# THINGS TO DO
a) Answer these questions about the film Infinite Summer using the text on it, one answer per line and labeled to match:
(i) Who is credited with the music?
(ii) What is the film's Estonian title?
(iii) Where does Mia spend her summer vacation?
b) Write the next part of the article on the film Infinite Summer, starting after its last sentence.

# EXCERPTED PASSAGE
++++++++
- Theatrical release poster
- Directed by: Miguel Llansó
- Written by: Miguel Llansó
- Produced by: Allison Rose Carter Tõnu Hiielaid Miguel Llansó Rain Rannu Jon Read
- Starring: Hannah Gross Johanna Aurelia Rosin Teele Kaljuvee-O'Brock
- Cinematography: Israel Seoane
- Edited by: Velasco Broca
- Music by: Laurie Spiegel
- Production companies: Lanzadera Films Savage Rose Films Tallifornia
- Distributed by: Tallifornia
- Release dates: August 27, 2024 (Fantasia); April 11, 2025 (Estonia);
- Running time: 90 minutes
- Countries: Estonia United States Spain
- Languages: Estonian English

= Infinite Summer (film) =

Infinite Summer (Estonian: Igavene suvi) is a 2024 science fiction thriller adventure film written, co-produced and directed by Miguel Llansó. A co-production between Estonia, the United States and Spain, the film stars Hannah Gross, Johanna Aurelia Rosin and Teele Kaljuvee-O'Brock.

== Synopsis ==
Mia spends her summer vacation in a cabin with Grete, her best friend, and Sarah, with whom she has a complicated relationship. There, they discover a mysterious young man and his exciting new approach to dating. Through an interactive dating app, a new reality unfolds before their eyes.
++++++++
# DATASET ENTRIES
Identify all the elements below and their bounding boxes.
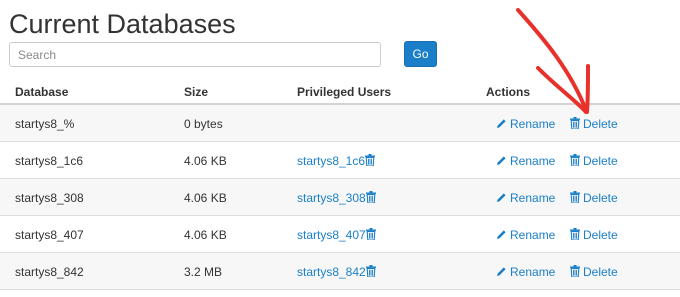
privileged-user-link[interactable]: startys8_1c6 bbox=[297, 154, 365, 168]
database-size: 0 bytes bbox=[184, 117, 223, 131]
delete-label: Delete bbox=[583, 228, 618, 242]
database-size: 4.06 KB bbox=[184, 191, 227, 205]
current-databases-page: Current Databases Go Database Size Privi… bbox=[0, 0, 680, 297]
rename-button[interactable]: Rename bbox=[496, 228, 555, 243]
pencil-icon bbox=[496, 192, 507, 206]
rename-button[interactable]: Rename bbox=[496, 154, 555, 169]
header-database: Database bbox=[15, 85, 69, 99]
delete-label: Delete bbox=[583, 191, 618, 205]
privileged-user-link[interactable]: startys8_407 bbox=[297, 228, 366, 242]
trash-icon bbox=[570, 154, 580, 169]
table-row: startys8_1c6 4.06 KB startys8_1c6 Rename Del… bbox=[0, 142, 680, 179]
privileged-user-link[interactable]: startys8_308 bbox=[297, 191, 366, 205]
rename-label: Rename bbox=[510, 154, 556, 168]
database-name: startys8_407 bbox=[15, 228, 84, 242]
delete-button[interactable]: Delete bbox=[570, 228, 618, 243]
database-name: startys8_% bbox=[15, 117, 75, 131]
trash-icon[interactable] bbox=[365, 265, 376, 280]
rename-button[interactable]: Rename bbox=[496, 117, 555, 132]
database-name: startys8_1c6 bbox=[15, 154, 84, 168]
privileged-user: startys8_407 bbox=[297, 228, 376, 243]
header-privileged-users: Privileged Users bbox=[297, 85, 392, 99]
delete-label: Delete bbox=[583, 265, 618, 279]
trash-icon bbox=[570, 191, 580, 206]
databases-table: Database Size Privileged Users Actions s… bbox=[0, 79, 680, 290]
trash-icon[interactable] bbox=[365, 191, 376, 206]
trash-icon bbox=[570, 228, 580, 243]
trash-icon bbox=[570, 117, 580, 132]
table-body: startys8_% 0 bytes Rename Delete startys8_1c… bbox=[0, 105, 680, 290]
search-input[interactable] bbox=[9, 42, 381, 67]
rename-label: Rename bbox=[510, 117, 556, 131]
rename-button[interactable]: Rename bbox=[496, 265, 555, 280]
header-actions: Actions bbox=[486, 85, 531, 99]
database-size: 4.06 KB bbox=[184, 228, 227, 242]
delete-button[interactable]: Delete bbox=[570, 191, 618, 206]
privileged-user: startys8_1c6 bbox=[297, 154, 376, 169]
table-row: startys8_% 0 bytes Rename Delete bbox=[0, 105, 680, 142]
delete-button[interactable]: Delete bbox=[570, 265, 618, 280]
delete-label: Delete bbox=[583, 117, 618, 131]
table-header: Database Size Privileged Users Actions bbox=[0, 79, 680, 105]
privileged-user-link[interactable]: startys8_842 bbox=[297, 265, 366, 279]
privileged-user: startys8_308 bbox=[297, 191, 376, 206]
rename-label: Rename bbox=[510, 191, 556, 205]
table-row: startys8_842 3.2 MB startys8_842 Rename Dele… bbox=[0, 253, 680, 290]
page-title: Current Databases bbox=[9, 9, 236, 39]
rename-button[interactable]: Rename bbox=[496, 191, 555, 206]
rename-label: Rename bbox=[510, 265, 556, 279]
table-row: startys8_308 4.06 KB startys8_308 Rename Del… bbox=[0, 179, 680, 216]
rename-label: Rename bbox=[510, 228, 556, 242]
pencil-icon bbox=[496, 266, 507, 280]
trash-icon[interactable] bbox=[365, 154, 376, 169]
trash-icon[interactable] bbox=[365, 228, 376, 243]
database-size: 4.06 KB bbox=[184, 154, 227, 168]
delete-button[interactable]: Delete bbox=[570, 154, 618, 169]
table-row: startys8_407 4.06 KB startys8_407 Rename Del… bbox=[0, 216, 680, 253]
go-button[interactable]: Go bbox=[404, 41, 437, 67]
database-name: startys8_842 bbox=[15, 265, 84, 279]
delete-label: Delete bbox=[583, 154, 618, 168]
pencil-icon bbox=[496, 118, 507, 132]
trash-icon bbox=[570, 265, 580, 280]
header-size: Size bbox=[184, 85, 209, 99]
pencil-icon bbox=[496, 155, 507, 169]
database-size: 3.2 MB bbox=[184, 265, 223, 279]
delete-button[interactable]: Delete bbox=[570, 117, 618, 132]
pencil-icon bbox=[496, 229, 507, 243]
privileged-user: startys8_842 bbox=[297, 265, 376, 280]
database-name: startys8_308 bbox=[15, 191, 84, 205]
++++++++
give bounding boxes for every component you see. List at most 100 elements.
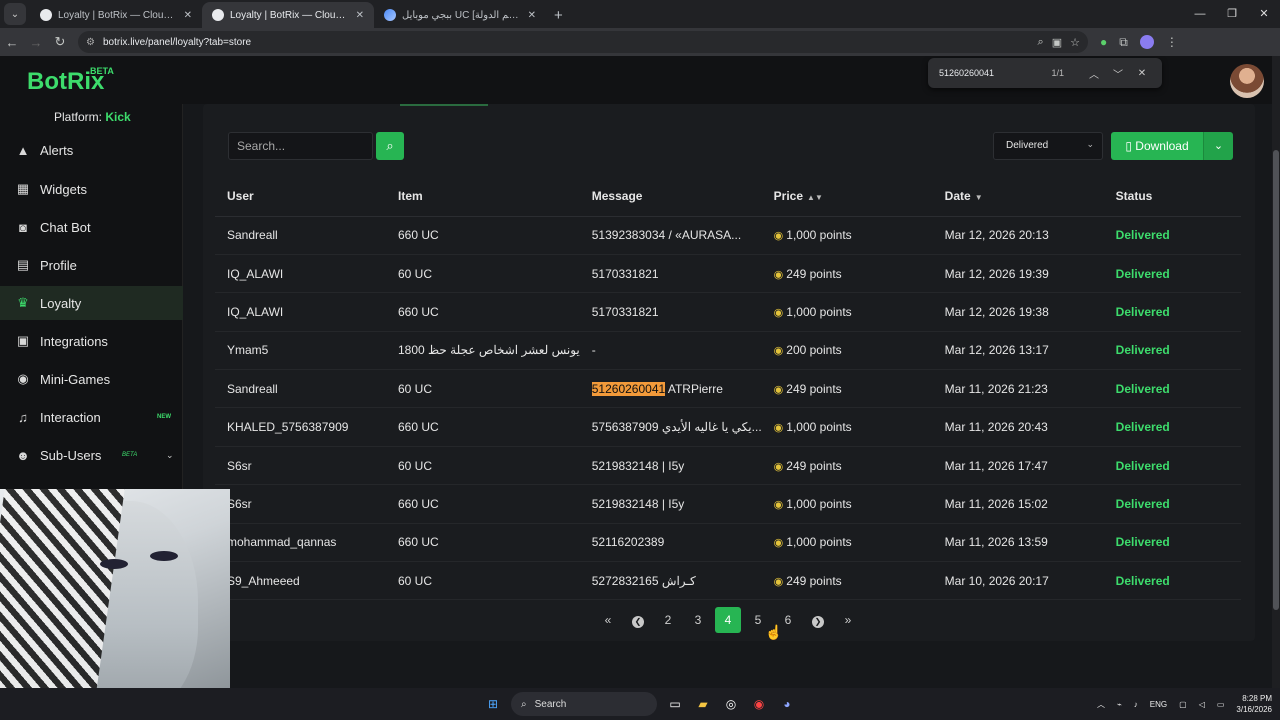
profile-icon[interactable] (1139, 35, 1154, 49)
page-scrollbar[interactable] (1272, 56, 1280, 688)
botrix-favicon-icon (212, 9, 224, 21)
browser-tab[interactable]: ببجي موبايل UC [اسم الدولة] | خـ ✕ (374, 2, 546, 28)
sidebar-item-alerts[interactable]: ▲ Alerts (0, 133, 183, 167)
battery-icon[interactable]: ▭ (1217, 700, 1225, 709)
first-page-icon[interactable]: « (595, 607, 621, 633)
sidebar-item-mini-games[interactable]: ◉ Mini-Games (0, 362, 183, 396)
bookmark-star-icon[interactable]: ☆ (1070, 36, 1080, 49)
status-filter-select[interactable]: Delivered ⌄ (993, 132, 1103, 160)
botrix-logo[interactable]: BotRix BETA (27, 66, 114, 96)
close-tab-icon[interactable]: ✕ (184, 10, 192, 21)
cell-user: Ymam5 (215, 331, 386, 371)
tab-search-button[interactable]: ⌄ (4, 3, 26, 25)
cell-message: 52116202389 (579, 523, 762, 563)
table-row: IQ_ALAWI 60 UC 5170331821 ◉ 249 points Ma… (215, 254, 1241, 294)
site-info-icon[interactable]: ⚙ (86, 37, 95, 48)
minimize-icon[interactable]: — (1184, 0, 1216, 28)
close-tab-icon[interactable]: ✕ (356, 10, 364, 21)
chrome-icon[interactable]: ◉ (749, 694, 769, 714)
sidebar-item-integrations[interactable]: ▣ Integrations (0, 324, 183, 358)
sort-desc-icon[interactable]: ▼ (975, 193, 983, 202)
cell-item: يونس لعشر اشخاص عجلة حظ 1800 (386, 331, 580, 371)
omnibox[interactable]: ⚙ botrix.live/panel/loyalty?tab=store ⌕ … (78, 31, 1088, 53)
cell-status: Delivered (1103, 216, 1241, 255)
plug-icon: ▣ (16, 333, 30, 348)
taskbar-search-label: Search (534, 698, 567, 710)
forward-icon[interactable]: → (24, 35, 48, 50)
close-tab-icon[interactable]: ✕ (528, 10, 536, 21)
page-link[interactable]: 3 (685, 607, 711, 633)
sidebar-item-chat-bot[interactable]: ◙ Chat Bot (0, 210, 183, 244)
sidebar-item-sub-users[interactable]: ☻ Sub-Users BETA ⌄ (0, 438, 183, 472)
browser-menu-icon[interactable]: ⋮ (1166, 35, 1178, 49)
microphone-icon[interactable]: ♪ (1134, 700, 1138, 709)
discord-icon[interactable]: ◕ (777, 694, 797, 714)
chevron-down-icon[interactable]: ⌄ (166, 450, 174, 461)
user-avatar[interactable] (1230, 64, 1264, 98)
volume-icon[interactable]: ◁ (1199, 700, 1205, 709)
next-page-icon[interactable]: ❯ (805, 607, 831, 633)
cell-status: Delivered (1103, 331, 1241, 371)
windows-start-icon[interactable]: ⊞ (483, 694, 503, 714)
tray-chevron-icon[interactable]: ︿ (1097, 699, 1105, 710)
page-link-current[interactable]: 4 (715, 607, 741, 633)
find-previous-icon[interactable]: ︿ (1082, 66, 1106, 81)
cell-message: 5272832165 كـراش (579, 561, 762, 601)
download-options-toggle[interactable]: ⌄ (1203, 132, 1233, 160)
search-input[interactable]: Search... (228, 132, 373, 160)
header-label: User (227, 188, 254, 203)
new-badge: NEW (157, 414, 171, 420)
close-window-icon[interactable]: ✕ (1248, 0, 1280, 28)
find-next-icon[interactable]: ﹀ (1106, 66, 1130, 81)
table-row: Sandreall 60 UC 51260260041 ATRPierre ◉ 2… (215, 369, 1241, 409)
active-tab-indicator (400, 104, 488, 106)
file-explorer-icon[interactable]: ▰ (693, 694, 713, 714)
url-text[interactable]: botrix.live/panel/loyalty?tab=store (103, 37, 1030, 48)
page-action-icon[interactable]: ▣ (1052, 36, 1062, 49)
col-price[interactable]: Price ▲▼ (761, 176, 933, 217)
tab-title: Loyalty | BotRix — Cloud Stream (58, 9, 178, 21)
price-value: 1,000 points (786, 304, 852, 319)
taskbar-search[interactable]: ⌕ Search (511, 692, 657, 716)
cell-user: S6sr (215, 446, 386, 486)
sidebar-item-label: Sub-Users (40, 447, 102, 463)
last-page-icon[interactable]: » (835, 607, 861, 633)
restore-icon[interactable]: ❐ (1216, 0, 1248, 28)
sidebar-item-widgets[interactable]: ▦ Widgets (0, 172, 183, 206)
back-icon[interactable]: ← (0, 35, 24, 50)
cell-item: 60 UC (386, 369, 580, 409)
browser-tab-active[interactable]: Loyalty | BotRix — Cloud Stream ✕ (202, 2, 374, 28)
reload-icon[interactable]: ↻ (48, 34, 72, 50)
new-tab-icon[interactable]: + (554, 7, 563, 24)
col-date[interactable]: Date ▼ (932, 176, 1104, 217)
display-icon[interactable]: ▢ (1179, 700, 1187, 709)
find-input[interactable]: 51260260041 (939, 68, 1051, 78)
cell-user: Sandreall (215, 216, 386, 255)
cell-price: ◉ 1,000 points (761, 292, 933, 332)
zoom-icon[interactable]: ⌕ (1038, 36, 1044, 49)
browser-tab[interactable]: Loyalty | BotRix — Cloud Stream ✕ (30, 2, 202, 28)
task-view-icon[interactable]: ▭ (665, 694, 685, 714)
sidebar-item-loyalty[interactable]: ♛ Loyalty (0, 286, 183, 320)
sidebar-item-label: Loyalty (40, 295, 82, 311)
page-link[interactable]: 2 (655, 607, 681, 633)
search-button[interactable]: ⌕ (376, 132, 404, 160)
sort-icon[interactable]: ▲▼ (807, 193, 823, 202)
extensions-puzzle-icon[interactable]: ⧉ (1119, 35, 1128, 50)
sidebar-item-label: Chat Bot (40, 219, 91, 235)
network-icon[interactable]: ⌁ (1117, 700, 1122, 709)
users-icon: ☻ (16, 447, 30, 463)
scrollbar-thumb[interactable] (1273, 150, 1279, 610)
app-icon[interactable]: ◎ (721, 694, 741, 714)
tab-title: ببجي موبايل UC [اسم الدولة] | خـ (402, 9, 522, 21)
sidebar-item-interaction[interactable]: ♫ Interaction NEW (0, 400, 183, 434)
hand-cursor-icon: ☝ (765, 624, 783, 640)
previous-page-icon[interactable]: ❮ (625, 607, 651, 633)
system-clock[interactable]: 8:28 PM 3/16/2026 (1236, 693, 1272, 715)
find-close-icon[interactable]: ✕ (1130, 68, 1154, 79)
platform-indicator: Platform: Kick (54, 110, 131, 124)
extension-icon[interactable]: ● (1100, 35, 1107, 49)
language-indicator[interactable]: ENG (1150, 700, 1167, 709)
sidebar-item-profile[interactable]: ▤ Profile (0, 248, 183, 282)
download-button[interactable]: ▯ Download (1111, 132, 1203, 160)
++++++++
# ANSWER LIST
a)
(i) Laurie Spiegel
(ii) Igavene suvi
(iii) In a cabin

b)
== Cast ==

- Hannah Gross as Sarah
- Johanna Aurelia Rosin as Grete
- Teele Kaljuvee-O'Brock as Mia
- Ciaron Davies as Ivo / Dr. Mindfulness
- Denise Moreno as Muki
- Steve Vanoni as Detective Jack
- Katariina Unt as Detective Katrin
- Ivo Uukkivi as Mia's Father
- Anne Paluver as Grandma
- Sissi Nylia Benita as Sisi
- Lily Yuri as Detective Yasuko
- Maarja Jakobson as Doctor
- Erki Veiko as Policeman
- Agustín Mateo as Hologram Lorenzo
- Kristin Kalamees as Nurse
- Saamuel Pilpak as Boy 1
- Theodor Tabor as Boy 2
- Germo Toonikus as Party Popper
- Markus Mikk as Delivery Guy
- Mikk Rand as Suspect 1
- Jelena Garanina as Suspect 2
- Hendra Raud Zoo as Volunteer
- Alis Mäesalu as Radio
- Roland Treima as Boy in the Dream
- Erko Kundla as Helicopter Pilot
- Carlos Lesmes as Carlos

== Release ==
Infinite Summer had its world premiere on July 27, 2024, at the 28th Fantasia International Film Festival, then screened on August 7, 2024, at the 7th Octopus Film Festival, on September 16, 2024, at the Helsinki International Film Festival, on September 20, 2024, at the 5th Sydney Science Fiction Film Festival, on October 4, 2024, at the 57th Sitges Film Festival, on October 25, 2024, at the Imagine Film Festival, on November 10, 2024, at the QCinema International Film Festival, and on May 3, 2025, at the Haapsalu Horror and Fantasy Film Festival.

The film was commercially released on April 11, 2025, in Estonian theaters.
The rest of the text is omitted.